- Exercise goal: In the entries that follow, find the word "Delta" and report each line it is on.

[Entries taken from a collection]
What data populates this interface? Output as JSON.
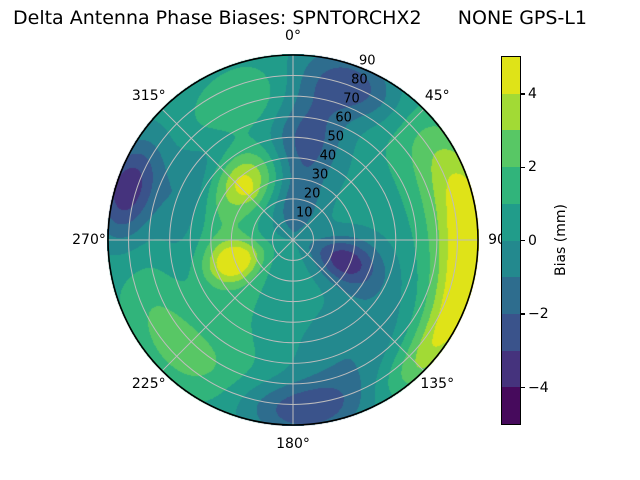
{
  "title": "Delta Antenna Phase Biases: SPNTORCHX2      NONE GPS-L1",
  "chart_data": {
    "type": "heatmap",
    "subtype": "polar-filled-contour",
    "title": "Delta Antenna Phase Biases: SPNTORCHX2      NONE GPS-L1",
    "angular_axis": "azimuth, 0° at top, clockwise",
    "radial_axis": "zenith angle, 0 at center to 90 at rim",
    "angular_ticks": [
      {
        "angle": 0,
        "label": "0°"
      },
      {
        "angle": 45,
        "label": "45°"
      },
      {
        "angle": 90,
        "label": "90"
      },
      {
        "angle": 135,
        "label": "135°"
      },
      {
        "angle": 180,
        "label": "180°"
      },
      {
        "angle": 225,
        "label": "225°"
      },
      {
        "angle": 270,
        "label": "270°"
      },
      {
        "angle": 315,
        "label": "315°"
      }
    ],
    "radial_ticks": [
      {
        "r": 10,
        "label": "10"
      },
      {
        "r": 20,
        "label": "20"
      },
      {
        "r": 30,
        "label": "30"
      },
      {
        "r": 40,
        "label": "40"
      },
      {
        "r": 50,
        "label": "50"
      },
      {
        "r": 60,
        "label": "60"
      },
      {
        "r": 70,
        "label": "70"
      },
      {
        "r": 80,
        "label": "80"
      },
      {
        "r": 90,
        "label": "90"
      }
    ],
    "radial_label_angle_deg": 22.5,
    "grid": {
      "ring_step": 10,
      "spoke_step_deg": 45,
      "color": "#bdbdbd",
      "outline_color": "#000000"
    },
    "colorbar": {
      "label": "Bias (mm)",
      "min": -5,
      "max": 5,
      "band_size": 1,
      "tick_values": [
        4,
        2,
        0,
        -2,
        -4
      ],
      "tick_labels": [
        "4",
        "2",
        "0",
        "−2",
        "−4"
      ],
      "band_colors_low_to_high": [
        "#460a5c",
        "#45337d",
        "#3a538b",
        "#2e6d8e",
        "#23898e",
        "#219c8a",
        "#31b47b",
        "#58c765",
        "#a2da35",
        "#dfe318"
      ]
    },
    "field": {
      "description": "Bias (mm) field approximated as sum of gaussian features: [azimuth_deg, zenith_deg, amplitude_mm, sigma_az_deg, sigma_zen_deg]",
      "base": 0.3,
      "bumps": [
        [
          90,
          88,
          3.2,
          20,
          10
        ],
        [
          78,
          79,
          2.3,
          34,
          15
        ],
        [
          118,
          86,
          1.6,
          16,
          9
        ],
        [
          112,
          27,
          -3.9,
          17,
          12
        ],
        [
          8,
          54,
          -3.3,
          14,
          24
        ],
        [
          24,
          80,
          -3.0,
          12,
          11
        ],
        [
          322,
          38,
          2.9,
          19,
          11
        ],
        [
          318,
          34,
          0.9,
          5,
          4
        ],
        [
          250,
          30,
          4.2,
          14,
          10
        ],
        [
          287,
          84,
          -4.1,
          12,
          10
        ],
        [
          176,
          82,
          -3.3,
          17,
          10
        ],
        [
          225,
          76,
          2.2,
          26,
          13
        ],
        [
          150,
          55,
          -1.7,
          30,
          16
        ],
        [
          345,
          70,
          1.7,
          22,
          14
        ],
        [
          292,
          36,
          1.2,
          40,
          12
        ],
        [
          135,
          86,
          1.5,
          14,
          8
        ],
        [
          2,
          14,
          -1.5,
          40,
          11
        ],
        [
          195,
          45,
          0.9,
          40,
          16
        ],
        [
          300,
          56,
          -1.7,
          26,
          9
        ]
      ]
    }
  }
}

- Answer for this exercise:
  "title": "Delta Antenna Phase Biases: SPNTORCHX2      NONE GPS-L1",
    "title": "Delta Antenna Phase Biases: SPNTORCHX2      NONE GPS-L1",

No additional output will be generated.